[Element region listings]
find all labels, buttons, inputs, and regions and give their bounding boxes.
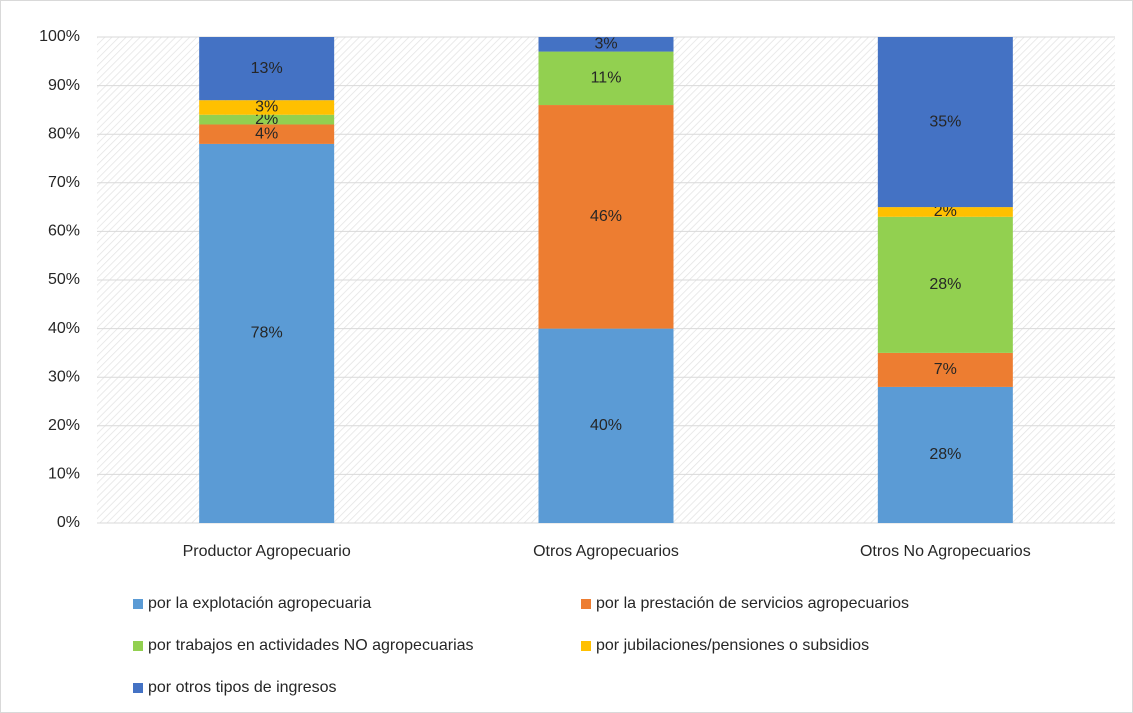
x-tick-label: Productor Agropecuario [183, 543, 351, 560]
data-label: 28% [929, 446, 961, 463]
bar-segment [877, 207, 1013, 217]
data-label: 7% [934, 361, 957, 378]
legend-label: por la explotación agropecuaria [148, 595, 371, 612]
bar-segment [199, 100, 335, 115]
y-tick-label: 90% [48, 77, 80, 94]
legend-label: por trabajos en actividades NO agropecua… [148, 637, 474, 654]
bar-segment [199, 114, 335, 125]
data-label: 2% [255, 111, 278, 128]
data-label: 13% [251, 60, 283, 77]
data-label: 3% [255, 99, 278, 116]
data-label: 46% [590, 208, 622, 225]
bar-segment [538, 328, 674, 523]
y-tick-label: 10% [48, 466, 80, 483]
y-tick-label: 60% [48, 223, 80, 240]
bar-segment [877, 216, 1013, 353]
bar-segment [877, 352, 1013, 387]
bar-segment [199, 37, 335, 101]
bar-segment [538, 37, 674, 52]
y-tick-label: 0% [57, 514, 80, 531]
x-tick-label: Otros Agropecuarios [533, 543, 679, 560]
legend-swatch [133, 641, 143, 651]
legend-label: por otros tipos de ingresos [148, 679, 337, 696]
data-label: 78% [251, 325, 283, 342]
bar-segment [538, 105, 674, 329]
legend-swatch [133, 683, 143, 693]
data-label: 2% [934, 203, 957, 220]
data-label: 35% [929, 113, 961, 130]
data-label: 3% [594, 36, 617, 53]
bar-segment [877, 386, 1013, 523]
legend-label: por jubilaciones/pensiones o subsidios [596, 637, 869, 654]
bar-segment [199, 124, 335, 144]
y-tick-label: 30% [48, 368, 80, 385]
bar-segment [877, 37, 1013, 208]
bar-segment [538, 51, 674, 106]
y-tick-label: 80% [48, 125, 80, 142]
legend-swatch [581, 641, 591, 651]
data-label: 4% [255, 125, 278, 142]
data-label: 40% [590, 417, 622, 434]
data-label: 28% [929, 276, 961, 293]
y-tick-label: 20% [48, 417, 80, 434]
legend-label: por la prestación de servicios agropecua… [596, 595, 909, 612]
data-label: 11% [591, 70, 622, 87]
y-tick-label: 50% [48, 271, 80, 288]
legend-swatch [581, 599, 591, 609]
y-tick-label: 100% [39, 28, 80, 45]
legend-swatch [133, 599, 143, 609]
y-tick-label: 40% [48, 320, 80, 337]
bar-segment [199, 143, 335, 524]
x-tick-label: Otros No Agropecuarios [860, 543, 1031, 560]
y-tick-label: 70% [48, 174, 80, 191]
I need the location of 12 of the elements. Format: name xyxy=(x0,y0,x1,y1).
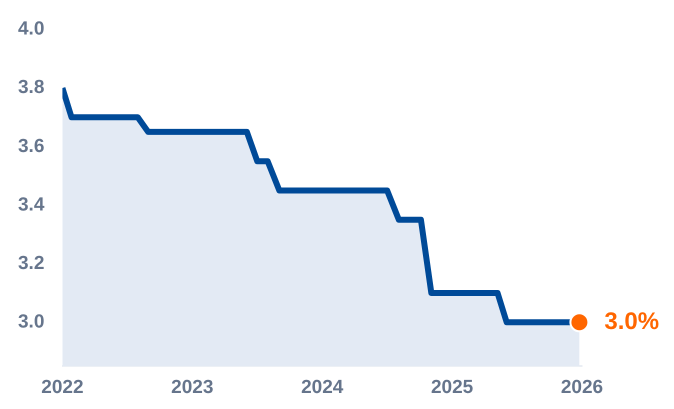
x-tick-label: 2026 xyxy=(560,376,604,398)
x-tick-label: 2024 xyxy=(301,376,344,398)
y-tick-label: 3.6 xyxy=(18,136,44,157)
annotation: 3.0% xyxy=(604,308,660,335)
y-tick-label: 3.4 xyxy=(18,194,45,216)
y-tick-label: 3.2 xyxy=(18,252,44,274)
y-tick-label: 4.0 xyxy=(18,18,44,40)
x-tick-label: 2023 xyxy=(171,376,214,398)
x-tick-label: 2025 xyxy=(430,376,474,398)
x-tick-label: 2022 xyxy=(41,376,84,398)
y-tick-label: 3.0 xyxy=(18,312,44,333)
y-tick-label: 3.8 xyxy=(18,77,44,98)
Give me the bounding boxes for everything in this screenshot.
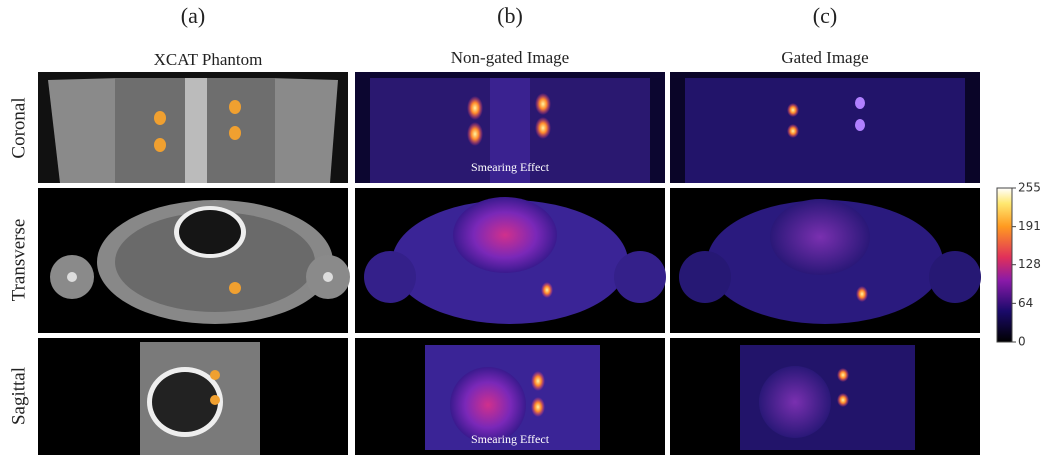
column-title: XCAT Phantom: [154, 50, 263, 69]
row-label: Transverse: [8, 219, 29, 302]
column-letter: (b): [497, 3, 523, 28]
column-title: Non-gated Image: [451, 48, 569, 67]
panel-transverse-nongated: [355, 188, 666, 333]
colorbar-ticks: 0 64 128 191 255: [1012, 181, 1041, 349]
panel-sagittal-gated: [670, 338, 980, 455]
panel-transverse-gated: [670, 188, 981, 333]
colorbar: [997, 188, 1012, 342]
panel-sagittal-phantom: [38, 338, 348, 455]
colorbar-tick-label: 64: [1018, 296, 1033, 310]
column-letter: (c): [813, 3, 837, 28]
panel-sagittal-nongated: Smearing Effect: [355, 338, 665, 455]
annotation: Smearing Effect: [471, 160, 550, 174]
row-label: Coronal: [8, 97, 29, 158]
panel-coronal-nongated: Smearing Effect: [355, 72, 665, 183]
panel-coronal-phantom: [38, 72, 348, 183]
colorbar-tick-label: 191: [1018, 219, 1041, 233]
annotation: Smearing Effect: [471, 432, 550, 446]
figure: (a) (b) (c) XCAT Phantom Non-gated Image…: [0, 0, 1049, 459]
colorbar-tick-label: 0: [1018, 335, 1026, 349]
panel-coronal-gated: [670, 72, 980, 183]
colorbar-tick-label: 128: [1018, 257, 1041, 271]
panel-transverse-phantom: [38, 188, 350, 333]
column-letter: (a): [181, 3, 205, 28]
row-label: Sagittal: [8, 367, 29, 425]
colorbar-tick-label: 255: [1018, 181, 1041, 195]
column-title: Gated Image: [781, 48, 868, 67]
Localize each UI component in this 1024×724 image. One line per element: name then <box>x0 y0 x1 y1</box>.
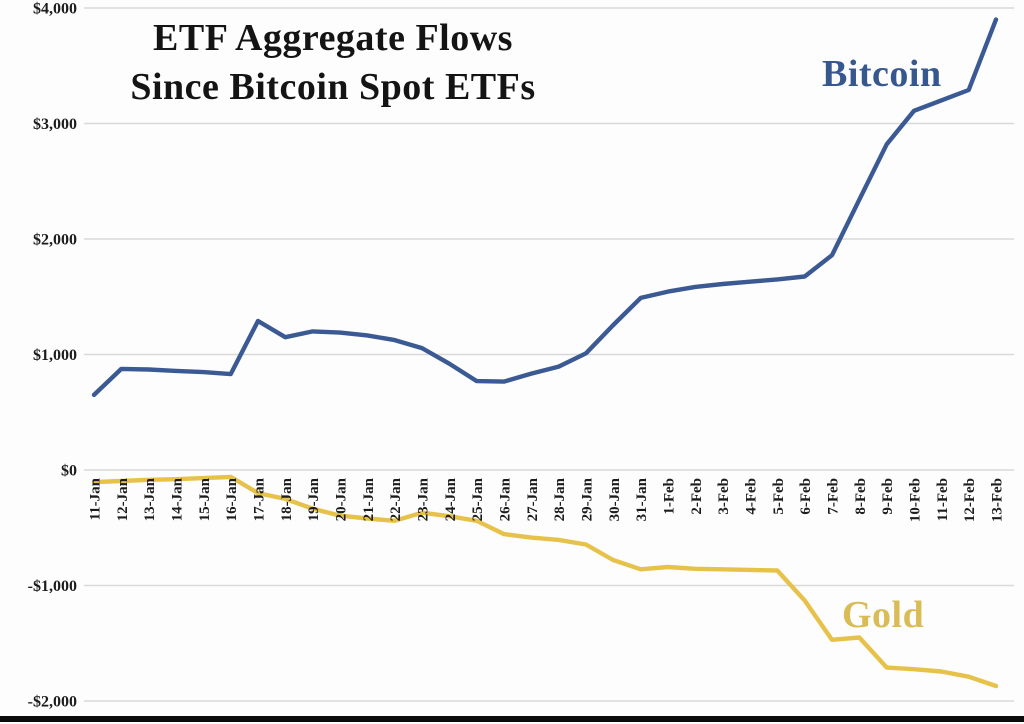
gold-line <box>91 474 999 689</box>
chart-title-line1: ETF Aggregate Flows <box>153 17 513 59</box>
y-axis-tick-label: $3,000 <box>33 116 77 133</box>
gold-series-label: Gold <box>842 594 925 636</box>
x-axis-tick-label: 12-Feb <box>962 478 978 522</box>
x-axis-tick-label: 18-Jan <box>279 477 295 521</box>
x-axis-tick-label: 3-Feb <box>716 478 732 515</box>
x-axis-tick-label: 17-Jan <box>252 477 268 521</box>
x-axis-tick-label: 30-Jan <box>607 477 623 521</box>
x-axis-tick-label: 19-Jan <box>306 477 322 521</box>
x-axis-tick-label: 12-Jan <box>115 477 131 521</box>
x-axis-tick-label: 5-Feb <box>771 478 787 515</box>
x-axis-tick-label: 13-Feb <box>990 478 1006 522</box>
x-axis-tick-label: 28-Jan <box>552 477 568 521</box>
x-axis-tick-label: 29-Jan <box>580 477 596 521</box>
x-axis-tick-label: 22-Jan <box>388 477 404 521</box>
x-axis-tick-label: 4-Feb <box>744 478 760 515</box>
y-axis-tick-label: -$1,000 <box>28 578 77 595</box>
bottom-border <box>0 716 1024 722</box>
x-axis-tick-label: 14-Jan <box>170 477 186 521</box>
x-axis-tick-label: 10-Feb <box>908 478 924 522</box>
y-axis-tick-label: -$2,000 <box>28 694 77 711</box>
x-axis-tick-label: 20-Jan <box>334 477 350 521</box>
bitcoin-line <box>91 17 999 398</box>
y-axis-tick-label: $4,000 <box>33 1 77 18</box>
x-axis-tick-label: 25-Jan <box>470 477 486 521</box>
x-axis-tick-label: 31-Jan <box>634 477 650 521</box>
chart-title: ETF Aggregate Flows Since Bitcoin Spot E… <box>98 14 568 112</box>
x-axis-tick-label: 27-Jan <box>525 477 541 521</box>
y-axis-tick-label: $0 <box>61 463 77 480</box>
x-axis-tick-label: 2-Feb <box>689 478 705 515</box>
x-axis-tick-label: 23-Jan <box>416 477 432 521</box>
x-axis-tick-label: 16-Jan <box>224 477 240 521</box>
x-axis-tick-label: 9-Feb <box>880 478 896 515</box>
x-axis-tick-label: 11-Jan <box>88 477 104 520</box>
y-axis-tick-label: $2,000 <box>33 232 77 249</box>
x-axis-tick-label: 15-Jan <box>197 477 213 521</box>
chart-title-line2: Since Bitcoin Spot ETFs <box>130 66 536 108</box>
y-axis-tick-label: $1,000 <box>33 347 77 364</box>
x-axis-tick-label: 6-Feb <box>798 478 814 515</box>
x-axis-tick-label: 8-Feb <box>853 478 869 515</box>
x-axis-tick-label: 21-Jan <box>361 477 377 521</box>
x-axis-tick-label: 7-Feb <box>826 478 842 515</box>
x-axis-tick-label: 24-Jan <box>443 477 459 521</box>
x-axis-tick-label: 13-Jan <box>142 477 158 521</box>
x-axis-tick-label: 26-Jan <box>498 477 514 521</box>
x-axis-tick-label: 1-Feb <box>662 478 678 515</box>
x-axis-tick-label: 11-Feb <box>935 478 951 521</box>
bitcoin-series-label: Bitcoin <box>822 53 942 95</box>
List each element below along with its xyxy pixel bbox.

BRIEF. Show every line of the material above that contains the string "boxes".

TASK OUTPUT.
find all labels, buttons, inputs, and regions and give their bounding boxes.
Give me the bounding boxes for everything in this screenshot.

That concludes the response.